--- START OF Given entries ---

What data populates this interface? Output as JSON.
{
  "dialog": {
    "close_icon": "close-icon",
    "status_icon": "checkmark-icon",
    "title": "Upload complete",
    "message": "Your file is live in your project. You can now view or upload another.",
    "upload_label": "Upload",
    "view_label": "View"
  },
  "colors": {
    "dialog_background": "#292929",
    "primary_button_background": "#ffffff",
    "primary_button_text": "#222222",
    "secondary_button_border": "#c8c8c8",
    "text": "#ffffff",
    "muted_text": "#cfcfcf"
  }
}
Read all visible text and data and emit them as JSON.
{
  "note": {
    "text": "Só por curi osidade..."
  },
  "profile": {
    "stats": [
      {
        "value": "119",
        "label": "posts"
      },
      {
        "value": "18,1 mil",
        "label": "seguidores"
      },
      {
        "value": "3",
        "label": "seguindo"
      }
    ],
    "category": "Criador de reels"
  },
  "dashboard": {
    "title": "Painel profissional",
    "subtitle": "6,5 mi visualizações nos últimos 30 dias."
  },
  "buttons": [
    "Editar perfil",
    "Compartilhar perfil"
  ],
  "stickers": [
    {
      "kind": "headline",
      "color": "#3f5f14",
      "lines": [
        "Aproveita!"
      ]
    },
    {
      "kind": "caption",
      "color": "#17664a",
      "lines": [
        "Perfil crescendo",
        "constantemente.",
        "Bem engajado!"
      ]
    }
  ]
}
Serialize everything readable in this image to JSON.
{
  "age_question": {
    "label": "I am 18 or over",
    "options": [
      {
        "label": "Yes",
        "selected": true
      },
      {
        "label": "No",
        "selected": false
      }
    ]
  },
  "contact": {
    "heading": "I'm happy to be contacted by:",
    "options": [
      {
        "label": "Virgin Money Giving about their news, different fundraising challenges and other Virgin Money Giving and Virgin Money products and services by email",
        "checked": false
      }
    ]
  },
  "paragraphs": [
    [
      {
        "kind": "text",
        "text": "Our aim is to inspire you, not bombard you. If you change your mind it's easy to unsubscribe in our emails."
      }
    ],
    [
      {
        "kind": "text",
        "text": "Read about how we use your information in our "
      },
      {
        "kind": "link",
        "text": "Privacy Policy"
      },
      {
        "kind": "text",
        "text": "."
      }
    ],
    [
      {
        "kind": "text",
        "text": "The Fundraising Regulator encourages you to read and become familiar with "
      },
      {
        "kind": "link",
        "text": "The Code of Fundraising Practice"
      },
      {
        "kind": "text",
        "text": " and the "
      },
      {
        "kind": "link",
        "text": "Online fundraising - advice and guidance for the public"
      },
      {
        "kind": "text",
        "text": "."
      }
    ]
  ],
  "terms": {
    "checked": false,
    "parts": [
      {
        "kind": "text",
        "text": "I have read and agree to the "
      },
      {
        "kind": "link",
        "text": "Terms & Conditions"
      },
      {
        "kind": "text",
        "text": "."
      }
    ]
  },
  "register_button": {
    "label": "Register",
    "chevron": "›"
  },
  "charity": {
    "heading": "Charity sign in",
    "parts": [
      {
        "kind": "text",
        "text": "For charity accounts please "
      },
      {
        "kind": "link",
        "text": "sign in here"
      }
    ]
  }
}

--- END OF Given entries ---

Pick each line holding the word "ffffff" out of the listing.

Correct answer →
    "primary_button_background": "#ffffff",
    "text": "#ffffff",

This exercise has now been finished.